**Enunciado A:** Na reportagem sobre a derrota do Corinthians, reescreva tudo desde "Os atletas jogaram" até "data do massacre.", substituindo "faixas" por "bandeiras".
**Enunciado B:**
Responda com base na reportagem sobre a derrota do Corinthians:
(i) Qual foi o público total registrado no Pacaembu?
(ii) Quem entrou no lugar de Luis Ramirez no segundo tempo?
(iii) Quem cobrou o pênalti que abriu a contagem?

==== Texto do exercício

Valeu pelo respeito às vítimas de Realengo

Homenagem da torcida e da equipe aos mortos e feridos no Rio marca a derrota do Corinthians[br]para o São Caetano

Marcon Beraldo, O Estado de S.Paulo

11 de abril de 2011 | 00h00

ESPECIAL PARA O ESTADO

O Corinthians voltou a jogar mal, perdeu por 2 a 1 do São Caetano, Liedson saiu de campo reclamando da falta de poderio do time e do juiz, mas tudo isso ficou em segundo plano ontem, no Pacaembu. Quem foi ao estádio - o público total registrado foi de 18.621 pessoas -, emocionou-se, ou ficou emocionado, com a homenagem feita às vítimas do massacre na escola em Realengo, no Rio de Janeiro.

A torcida mostrou que, quando quer, sabe fazer bons gestos. Os jogadores também se envolveram na homenagem. O atacante Adriano, apresentado ontem à torcida corintiana, mostrou-se sensibilizado pela tragédia. Em determinado momento, exibiu uma camisa onde estava escrita a palavra "paz"".

Os atletas jogaram com camisas onde estavam escritos os nomes das crianças e adolescentes assassinados. Os organizados estenderam nas arquibancadas faixas com os nomes das vítimas. Também havia uma em que se podia ler apenas: "Realengo/RJ. 07.04.2011"", em alusão à data do massacre.

Péssima atuação. Em campo, porém, o Corinthians desafinou. A equipe vinha de dois jogos sem vitória e, talvez pressionada pela necessidade de obter um bom resultado, não se encontrava. Quem mostrou mais objetividade desde o início foi o São Caetano, que saiu na frente aos 10 minutos graças a um pênalti cometido por Leandro Castán em Artur: Eduardo cobrou no canto esquerdo e abriu a contagem.

Então, o Corinthians se desestabilizou ainda mais. Disso se aproveitou o São Caetano que, marcando forte e com bastante determinação, se impôs.

A equipe corintiana voltou para o segundo tempo com Bruno César no lugar de Luis Ramirez, tentativa do técnico Tite de dinamizar o ataque. Não adiantou. O time continuou mal e quem fez o segundo gol foi o São Caetano, aos 10 minutos. Eduardo driblou Leandro Castán (a bola passou entre as pernas do zagueiro) e colocou no canto direito.

Aí começou uma forte chuva no Pacaembu, o que ajudou o time do ABC a destruir a ofensiva corintiana. O goleiro Luiz chegou a fazer algumas boas defesas antes de ser surpreendido pelo chute de Paulinho, aos 35 minutos. Mas, depois, o Corinthians não teve competência para ao menos empatar e, às vésperas do mata-mata, preocupa a torcida.

========
==== Material extraído

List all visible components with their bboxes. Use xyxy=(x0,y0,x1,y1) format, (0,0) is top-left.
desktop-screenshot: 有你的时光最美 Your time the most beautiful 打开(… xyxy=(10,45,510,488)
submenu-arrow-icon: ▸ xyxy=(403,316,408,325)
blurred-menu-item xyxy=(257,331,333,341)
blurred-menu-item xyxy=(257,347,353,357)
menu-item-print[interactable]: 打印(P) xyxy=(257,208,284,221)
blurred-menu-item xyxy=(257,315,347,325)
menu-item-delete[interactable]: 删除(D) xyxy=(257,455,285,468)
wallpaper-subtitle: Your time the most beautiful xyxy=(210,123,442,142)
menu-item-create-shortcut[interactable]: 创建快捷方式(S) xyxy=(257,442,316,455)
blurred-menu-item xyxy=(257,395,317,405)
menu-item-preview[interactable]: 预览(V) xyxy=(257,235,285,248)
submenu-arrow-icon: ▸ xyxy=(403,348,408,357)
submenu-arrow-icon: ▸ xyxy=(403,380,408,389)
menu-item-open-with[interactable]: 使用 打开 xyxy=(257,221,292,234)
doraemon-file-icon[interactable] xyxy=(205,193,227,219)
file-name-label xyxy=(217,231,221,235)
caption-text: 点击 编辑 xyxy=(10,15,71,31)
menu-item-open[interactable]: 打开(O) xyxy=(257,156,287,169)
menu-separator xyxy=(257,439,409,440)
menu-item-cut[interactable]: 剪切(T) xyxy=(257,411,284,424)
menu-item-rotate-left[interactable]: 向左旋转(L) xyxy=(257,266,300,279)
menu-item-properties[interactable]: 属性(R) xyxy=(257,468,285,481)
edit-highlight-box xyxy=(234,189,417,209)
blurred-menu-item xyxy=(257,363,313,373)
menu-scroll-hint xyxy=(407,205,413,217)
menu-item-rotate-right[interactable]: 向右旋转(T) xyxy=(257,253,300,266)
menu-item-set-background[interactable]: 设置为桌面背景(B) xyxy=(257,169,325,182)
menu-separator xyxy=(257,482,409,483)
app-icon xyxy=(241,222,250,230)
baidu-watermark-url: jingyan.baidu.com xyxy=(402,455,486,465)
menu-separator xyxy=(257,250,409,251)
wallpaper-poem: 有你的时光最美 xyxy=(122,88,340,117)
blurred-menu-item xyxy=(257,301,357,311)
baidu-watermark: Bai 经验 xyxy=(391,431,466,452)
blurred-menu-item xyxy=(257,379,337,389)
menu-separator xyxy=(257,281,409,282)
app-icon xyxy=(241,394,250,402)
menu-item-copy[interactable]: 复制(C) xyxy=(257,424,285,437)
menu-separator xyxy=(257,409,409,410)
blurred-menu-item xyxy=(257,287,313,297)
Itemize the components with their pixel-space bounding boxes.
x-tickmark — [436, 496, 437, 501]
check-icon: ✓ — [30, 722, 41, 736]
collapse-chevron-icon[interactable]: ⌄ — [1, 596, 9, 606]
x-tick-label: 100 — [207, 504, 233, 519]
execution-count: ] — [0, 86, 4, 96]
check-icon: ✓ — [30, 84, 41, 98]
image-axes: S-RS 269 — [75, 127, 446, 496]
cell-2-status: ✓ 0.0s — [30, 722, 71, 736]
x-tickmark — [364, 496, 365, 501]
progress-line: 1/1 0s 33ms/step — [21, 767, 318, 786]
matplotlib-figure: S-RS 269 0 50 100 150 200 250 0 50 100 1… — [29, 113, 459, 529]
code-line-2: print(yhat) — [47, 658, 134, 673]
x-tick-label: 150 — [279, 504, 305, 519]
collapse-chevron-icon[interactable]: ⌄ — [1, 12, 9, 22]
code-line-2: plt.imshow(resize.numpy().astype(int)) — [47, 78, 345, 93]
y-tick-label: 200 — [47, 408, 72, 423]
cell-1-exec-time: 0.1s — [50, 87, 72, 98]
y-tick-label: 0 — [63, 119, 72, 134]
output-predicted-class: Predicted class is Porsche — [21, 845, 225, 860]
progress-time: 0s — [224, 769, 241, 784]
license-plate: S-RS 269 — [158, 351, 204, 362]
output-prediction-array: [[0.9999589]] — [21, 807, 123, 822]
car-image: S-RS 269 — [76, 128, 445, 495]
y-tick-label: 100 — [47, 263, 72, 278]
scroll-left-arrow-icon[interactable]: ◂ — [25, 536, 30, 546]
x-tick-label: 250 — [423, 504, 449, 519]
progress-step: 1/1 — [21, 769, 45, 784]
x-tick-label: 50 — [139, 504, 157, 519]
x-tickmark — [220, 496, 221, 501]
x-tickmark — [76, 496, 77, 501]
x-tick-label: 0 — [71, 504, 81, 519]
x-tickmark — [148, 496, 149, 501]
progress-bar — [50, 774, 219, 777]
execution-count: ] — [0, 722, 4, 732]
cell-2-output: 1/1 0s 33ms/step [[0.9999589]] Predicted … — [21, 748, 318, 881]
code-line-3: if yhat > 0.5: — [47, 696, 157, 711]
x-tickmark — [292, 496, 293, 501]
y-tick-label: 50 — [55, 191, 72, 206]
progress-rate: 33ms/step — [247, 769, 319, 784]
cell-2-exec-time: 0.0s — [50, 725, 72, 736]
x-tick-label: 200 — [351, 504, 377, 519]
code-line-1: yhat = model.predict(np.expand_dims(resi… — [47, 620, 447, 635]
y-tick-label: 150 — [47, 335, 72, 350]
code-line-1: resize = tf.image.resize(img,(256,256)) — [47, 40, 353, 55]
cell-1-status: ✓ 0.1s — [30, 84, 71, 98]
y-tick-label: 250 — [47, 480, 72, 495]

========

**Resposta escrita A:**
Os atletas jogaram com camisas onde estavam escritos os nomes das crianças e adolescentes assassinados. Os organizados estenderam nas arquibancadas bandeiras com os nomes das vítimas. Também havia uma em que se podia ler apenas: "Realengo/RJ. 07.04.2011"", em alusão à data do massacre.

**Resposta escrita B:**
(i) 18.621 pessoas.
(ii) Bruno César.
(iii) Eduardo.